[Stored data entries]
━━━━━━
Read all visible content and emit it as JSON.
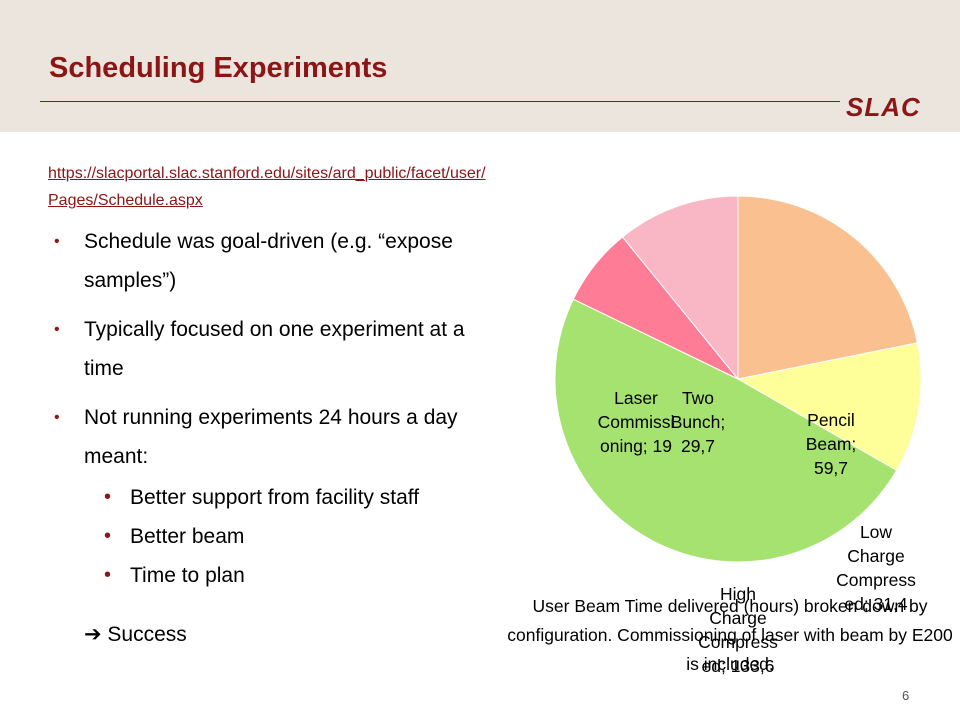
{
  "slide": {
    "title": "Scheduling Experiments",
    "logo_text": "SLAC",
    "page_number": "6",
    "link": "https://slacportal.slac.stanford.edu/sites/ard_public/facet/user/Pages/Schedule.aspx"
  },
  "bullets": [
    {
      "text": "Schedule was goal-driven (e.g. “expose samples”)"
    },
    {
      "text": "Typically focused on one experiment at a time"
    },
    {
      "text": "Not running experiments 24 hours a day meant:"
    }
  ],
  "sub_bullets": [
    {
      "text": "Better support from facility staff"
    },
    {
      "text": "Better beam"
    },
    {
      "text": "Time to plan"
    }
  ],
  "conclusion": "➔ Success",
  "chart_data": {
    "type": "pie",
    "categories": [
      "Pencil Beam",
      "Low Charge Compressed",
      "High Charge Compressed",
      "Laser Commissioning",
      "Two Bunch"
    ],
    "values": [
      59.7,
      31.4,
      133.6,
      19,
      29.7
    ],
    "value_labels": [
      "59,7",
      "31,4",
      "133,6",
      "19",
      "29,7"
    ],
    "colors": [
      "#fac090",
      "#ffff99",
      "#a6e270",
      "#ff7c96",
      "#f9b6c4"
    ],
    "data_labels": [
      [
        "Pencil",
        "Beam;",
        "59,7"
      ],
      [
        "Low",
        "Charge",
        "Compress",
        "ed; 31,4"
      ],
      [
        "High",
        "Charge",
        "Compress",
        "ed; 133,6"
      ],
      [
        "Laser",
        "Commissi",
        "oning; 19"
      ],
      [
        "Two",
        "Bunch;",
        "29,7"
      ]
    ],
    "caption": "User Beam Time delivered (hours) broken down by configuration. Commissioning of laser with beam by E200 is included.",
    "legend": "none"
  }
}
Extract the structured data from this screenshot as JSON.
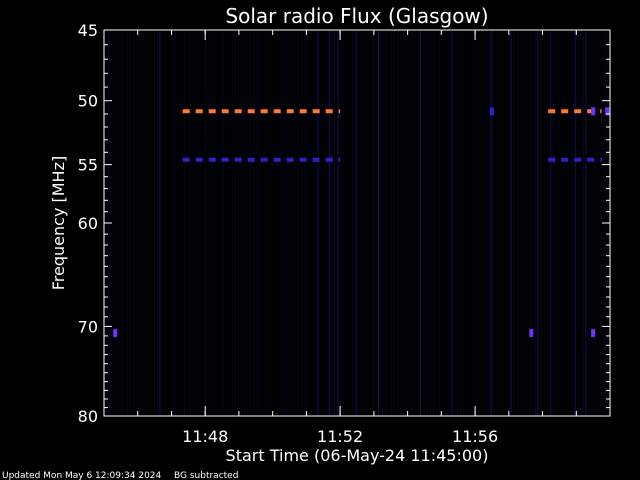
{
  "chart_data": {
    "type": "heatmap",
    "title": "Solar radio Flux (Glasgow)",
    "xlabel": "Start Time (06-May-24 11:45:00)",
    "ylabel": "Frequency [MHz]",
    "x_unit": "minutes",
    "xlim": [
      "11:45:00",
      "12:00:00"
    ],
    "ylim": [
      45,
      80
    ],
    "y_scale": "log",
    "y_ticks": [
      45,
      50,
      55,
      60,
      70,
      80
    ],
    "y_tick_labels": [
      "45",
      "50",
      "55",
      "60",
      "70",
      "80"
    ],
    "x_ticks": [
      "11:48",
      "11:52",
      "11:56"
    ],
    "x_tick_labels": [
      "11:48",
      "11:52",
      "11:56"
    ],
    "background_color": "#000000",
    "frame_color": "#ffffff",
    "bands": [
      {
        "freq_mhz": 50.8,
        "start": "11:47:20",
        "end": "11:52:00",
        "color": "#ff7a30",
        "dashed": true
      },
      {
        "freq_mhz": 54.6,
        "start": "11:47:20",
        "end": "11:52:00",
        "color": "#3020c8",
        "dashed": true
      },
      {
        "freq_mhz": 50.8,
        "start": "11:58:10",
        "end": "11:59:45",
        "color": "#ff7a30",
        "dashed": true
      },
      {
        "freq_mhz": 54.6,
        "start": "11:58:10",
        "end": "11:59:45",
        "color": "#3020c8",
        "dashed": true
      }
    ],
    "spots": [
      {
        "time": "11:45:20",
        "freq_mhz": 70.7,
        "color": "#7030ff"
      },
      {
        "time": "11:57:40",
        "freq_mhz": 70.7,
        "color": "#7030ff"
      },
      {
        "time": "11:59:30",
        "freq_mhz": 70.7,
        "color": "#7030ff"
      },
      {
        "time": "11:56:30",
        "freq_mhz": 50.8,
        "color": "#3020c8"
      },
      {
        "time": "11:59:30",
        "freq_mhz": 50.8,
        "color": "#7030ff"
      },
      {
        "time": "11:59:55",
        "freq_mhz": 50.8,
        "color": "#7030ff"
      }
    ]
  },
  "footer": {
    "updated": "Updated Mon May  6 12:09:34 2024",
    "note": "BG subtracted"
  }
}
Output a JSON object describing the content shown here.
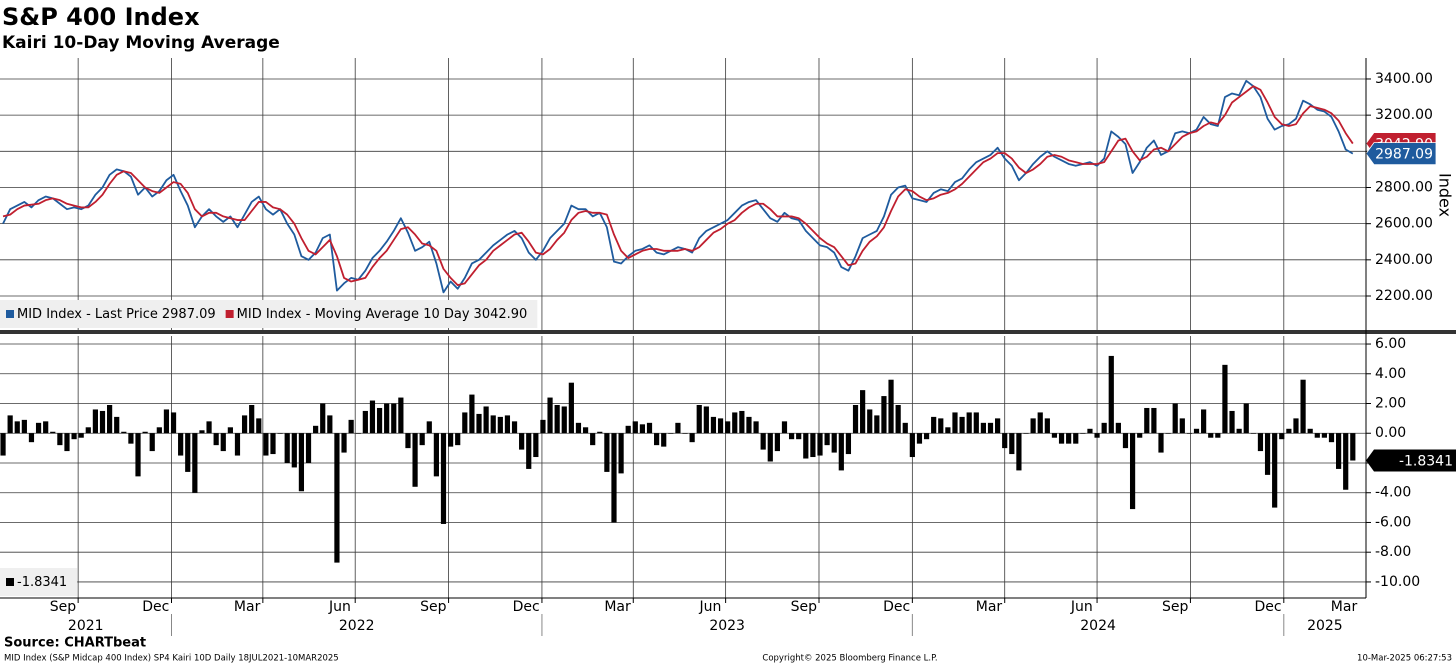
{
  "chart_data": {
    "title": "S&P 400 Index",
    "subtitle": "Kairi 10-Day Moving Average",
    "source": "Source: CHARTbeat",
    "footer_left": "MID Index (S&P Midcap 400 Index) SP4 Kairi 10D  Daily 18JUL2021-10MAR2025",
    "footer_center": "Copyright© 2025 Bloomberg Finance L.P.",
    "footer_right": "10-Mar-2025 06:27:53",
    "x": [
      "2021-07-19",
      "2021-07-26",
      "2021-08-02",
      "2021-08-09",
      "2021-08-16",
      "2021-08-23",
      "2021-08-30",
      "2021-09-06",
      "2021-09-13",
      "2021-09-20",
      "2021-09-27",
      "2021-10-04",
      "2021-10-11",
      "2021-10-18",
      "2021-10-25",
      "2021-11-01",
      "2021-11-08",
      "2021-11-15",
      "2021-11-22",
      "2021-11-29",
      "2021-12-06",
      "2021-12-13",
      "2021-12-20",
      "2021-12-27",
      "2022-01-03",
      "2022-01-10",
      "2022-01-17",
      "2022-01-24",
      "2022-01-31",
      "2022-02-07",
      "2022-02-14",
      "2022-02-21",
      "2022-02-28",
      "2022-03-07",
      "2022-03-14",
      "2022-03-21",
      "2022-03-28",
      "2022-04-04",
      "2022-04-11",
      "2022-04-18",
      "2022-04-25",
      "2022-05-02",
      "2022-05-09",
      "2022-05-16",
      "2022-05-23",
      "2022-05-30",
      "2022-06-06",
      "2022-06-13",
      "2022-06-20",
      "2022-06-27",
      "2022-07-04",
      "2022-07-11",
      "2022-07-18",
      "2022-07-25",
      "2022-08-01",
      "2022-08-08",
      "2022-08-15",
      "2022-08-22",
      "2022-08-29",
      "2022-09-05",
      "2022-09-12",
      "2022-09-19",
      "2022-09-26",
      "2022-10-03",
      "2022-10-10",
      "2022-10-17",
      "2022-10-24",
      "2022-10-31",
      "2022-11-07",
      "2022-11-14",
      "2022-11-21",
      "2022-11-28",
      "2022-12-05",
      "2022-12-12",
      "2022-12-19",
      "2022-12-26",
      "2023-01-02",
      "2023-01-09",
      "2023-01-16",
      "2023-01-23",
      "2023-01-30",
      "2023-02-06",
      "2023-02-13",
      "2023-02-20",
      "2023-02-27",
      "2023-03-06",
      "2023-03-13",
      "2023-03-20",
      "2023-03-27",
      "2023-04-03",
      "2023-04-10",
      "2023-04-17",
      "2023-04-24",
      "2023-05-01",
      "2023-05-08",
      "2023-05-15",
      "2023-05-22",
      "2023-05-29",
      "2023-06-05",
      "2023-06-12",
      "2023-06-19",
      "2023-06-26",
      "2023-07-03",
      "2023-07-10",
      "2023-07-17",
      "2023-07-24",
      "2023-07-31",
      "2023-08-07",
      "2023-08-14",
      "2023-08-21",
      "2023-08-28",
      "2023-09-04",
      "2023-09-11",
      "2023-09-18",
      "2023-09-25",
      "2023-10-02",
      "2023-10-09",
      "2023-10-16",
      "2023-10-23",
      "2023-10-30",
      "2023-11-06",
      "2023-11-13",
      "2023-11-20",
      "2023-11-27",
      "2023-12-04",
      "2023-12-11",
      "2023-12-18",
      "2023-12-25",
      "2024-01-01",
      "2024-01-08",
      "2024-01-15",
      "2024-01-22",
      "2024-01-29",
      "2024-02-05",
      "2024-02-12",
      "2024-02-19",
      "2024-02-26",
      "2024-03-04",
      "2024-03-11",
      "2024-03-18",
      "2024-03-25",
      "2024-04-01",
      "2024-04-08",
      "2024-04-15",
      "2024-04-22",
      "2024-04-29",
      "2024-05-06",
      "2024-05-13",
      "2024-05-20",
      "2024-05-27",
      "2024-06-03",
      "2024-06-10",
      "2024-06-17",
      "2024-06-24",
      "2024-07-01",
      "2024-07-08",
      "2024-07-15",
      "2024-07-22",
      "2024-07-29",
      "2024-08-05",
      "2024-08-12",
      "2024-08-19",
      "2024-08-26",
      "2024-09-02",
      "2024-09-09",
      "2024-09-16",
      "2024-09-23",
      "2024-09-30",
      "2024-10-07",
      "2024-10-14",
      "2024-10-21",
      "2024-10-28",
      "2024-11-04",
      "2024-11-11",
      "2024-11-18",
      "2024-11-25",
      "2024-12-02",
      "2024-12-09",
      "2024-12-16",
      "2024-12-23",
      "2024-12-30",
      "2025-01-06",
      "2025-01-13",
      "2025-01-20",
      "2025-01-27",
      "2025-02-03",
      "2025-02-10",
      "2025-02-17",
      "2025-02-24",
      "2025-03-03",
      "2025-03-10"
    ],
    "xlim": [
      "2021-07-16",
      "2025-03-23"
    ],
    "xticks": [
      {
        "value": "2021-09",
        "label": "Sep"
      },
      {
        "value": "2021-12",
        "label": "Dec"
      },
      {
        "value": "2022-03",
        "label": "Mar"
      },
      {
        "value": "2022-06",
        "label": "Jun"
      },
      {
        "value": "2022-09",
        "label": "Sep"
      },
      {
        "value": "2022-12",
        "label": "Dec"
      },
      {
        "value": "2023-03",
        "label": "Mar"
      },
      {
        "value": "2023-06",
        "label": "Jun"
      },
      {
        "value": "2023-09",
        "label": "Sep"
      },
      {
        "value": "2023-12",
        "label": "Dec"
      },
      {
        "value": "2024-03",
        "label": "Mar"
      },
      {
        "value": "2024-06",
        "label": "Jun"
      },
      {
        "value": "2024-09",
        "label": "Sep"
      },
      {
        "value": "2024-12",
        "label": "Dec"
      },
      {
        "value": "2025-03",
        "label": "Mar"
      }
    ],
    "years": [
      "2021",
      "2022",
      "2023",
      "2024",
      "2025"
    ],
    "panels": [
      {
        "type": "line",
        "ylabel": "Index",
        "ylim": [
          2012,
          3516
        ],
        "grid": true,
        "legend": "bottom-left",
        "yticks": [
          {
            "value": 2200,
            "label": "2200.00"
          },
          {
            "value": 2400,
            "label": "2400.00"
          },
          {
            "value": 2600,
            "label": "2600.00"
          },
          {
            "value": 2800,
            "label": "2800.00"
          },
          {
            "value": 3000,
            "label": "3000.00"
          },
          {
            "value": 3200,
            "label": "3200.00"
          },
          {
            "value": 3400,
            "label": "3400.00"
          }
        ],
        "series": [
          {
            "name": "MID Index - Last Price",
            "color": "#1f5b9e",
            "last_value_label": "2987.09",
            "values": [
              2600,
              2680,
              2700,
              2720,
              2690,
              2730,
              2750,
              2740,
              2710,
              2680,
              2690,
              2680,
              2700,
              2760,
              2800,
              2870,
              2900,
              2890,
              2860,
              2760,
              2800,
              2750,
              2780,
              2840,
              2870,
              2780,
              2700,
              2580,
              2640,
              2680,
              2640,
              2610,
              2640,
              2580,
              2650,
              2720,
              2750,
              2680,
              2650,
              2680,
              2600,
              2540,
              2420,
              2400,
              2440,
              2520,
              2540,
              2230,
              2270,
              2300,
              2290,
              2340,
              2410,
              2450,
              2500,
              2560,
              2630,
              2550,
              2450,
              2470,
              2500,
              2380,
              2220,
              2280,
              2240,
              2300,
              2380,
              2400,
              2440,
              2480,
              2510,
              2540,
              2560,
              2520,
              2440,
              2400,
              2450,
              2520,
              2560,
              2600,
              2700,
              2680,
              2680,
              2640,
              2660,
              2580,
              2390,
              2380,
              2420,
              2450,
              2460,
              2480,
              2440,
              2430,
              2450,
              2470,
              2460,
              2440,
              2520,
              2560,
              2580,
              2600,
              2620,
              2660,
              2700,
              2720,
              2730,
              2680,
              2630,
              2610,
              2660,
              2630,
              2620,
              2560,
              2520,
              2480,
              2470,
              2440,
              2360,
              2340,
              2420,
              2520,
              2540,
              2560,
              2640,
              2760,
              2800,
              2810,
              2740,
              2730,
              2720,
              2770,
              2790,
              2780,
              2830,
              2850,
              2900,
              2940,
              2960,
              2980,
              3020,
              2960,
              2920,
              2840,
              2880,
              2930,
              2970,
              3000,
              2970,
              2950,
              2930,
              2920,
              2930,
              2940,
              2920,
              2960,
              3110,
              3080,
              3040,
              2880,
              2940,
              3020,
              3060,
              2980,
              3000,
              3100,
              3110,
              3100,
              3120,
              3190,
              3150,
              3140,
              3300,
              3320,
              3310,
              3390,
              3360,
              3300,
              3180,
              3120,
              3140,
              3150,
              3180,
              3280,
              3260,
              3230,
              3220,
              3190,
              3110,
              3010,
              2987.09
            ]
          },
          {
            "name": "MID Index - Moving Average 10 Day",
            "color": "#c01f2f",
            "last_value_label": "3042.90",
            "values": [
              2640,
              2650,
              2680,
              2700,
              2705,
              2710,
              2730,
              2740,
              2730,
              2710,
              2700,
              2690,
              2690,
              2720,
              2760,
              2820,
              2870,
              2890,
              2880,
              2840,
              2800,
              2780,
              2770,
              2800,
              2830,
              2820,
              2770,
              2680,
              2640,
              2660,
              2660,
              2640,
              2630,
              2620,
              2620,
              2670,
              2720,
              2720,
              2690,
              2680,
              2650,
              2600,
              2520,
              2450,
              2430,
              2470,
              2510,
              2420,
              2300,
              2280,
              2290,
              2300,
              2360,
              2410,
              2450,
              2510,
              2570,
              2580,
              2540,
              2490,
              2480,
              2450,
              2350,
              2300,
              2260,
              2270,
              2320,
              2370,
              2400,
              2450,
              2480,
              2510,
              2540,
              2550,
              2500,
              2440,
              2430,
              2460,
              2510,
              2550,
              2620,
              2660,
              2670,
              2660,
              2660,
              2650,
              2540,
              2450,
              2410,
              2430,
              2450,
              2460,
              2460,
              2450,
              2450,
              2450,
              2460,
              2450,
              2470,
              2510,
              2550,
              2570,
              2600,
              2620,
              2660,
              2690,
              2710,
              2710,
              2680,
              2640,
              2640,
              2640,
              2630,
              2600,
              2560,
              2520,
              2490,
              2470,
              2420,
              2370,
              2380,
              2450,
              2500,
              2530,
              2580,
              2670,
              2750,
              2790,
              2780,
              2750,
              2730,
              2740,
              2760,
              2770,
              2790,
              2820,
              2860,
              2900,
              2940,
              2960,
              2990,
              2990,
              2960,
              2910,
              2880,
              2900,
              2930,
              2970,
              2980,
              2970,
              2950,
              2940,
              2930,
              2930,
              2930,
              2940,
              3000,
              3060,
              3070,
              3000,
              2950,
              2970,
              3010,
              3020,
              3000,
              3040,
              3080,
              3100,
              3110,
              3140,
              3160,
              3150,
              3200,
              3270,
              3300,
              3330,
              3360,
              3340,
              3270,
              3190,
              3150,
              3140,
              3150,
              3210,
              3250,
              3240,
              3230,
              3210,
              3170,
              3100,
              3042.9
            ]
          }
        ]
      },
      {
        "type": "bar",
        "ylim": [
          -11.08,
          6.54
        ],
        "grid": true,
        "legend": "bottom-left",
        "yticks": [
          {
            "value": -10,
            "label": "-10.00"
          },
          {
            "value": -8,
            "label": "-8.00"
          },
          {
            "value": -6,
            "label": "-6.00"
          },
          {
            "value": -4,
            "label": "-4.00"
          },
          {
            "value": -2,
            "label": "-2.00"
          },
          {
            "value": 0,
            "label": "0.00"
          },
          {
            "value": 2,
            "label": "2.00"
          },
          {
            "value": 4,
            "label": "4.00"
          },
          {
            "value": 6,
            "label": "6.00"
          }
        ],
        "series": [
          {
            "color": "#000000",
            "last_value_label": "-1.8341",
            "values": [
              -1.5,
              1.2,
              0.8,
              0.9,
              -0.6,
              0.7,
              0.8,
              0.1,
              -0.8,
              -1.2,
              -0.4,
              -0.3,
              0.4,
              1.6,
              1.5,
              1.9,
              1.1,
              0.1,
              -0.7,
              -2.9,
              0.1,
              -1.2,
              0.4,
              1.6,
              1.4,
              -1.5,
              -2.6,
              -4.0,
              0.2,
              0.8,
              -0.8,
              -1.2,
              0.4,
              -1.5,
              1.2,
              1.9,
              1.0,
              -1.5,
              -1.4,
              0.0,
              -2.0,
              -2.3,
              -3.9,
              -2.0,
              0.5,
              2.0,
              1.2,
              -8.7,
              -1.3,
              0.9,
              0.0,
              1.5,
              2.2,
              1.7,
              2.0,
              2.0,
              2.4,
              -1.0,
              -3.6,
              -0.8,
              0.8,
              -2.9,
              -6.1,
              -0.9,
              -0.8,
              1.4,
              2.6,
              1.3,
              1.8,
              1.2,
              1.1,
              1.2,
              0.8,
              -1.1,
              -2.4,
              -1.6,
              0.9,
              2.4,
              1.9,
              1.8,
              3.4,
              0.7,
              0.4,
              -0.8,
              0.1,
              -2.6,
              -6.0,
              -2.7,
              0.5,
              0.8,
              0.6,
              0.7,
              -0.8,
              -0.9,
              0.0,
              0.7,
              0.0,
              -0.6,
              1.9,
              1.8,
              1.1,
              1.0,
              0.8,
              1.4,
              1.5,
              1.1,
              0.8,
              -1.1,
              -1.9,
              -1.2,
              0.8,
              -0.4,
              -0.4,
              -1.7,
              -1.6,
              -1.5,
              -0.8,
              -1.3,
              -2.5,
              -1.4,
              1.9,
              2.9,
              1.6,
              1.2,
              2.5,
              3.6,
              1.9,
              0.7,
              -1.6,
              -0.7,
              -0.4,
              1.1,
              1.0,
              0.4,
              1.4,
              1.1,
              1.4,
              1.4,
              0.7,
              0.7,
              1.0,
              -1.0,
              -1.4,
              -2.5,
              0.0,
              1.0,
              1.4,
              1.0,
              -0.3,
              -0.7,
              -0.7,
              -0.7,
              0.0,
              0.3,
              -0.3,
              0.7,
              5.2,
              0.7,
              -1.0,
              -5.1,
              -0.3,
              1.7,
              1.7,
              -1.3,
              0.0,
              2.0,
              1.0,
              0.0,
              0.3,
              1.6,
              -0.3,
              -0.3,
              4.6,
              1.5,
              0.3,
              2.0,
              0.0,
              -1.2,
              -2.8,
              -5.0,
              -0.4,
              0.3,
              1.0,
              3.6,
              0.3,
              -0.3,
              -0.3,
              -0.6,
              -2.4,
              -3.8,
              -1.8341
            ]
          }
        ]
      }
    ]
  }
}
━━━━━━
§ Exercise requirements
Find the lines above that include the string "Kairi" and copy them.

§ Completed exercise
    "subtitle": "Kairi 10-Day Moving Average",
    "footer_left": "MID Index (S&P Midcap 400 Index) SP4 Kairi 10D  Daily 18JUL2021-10MAR2025",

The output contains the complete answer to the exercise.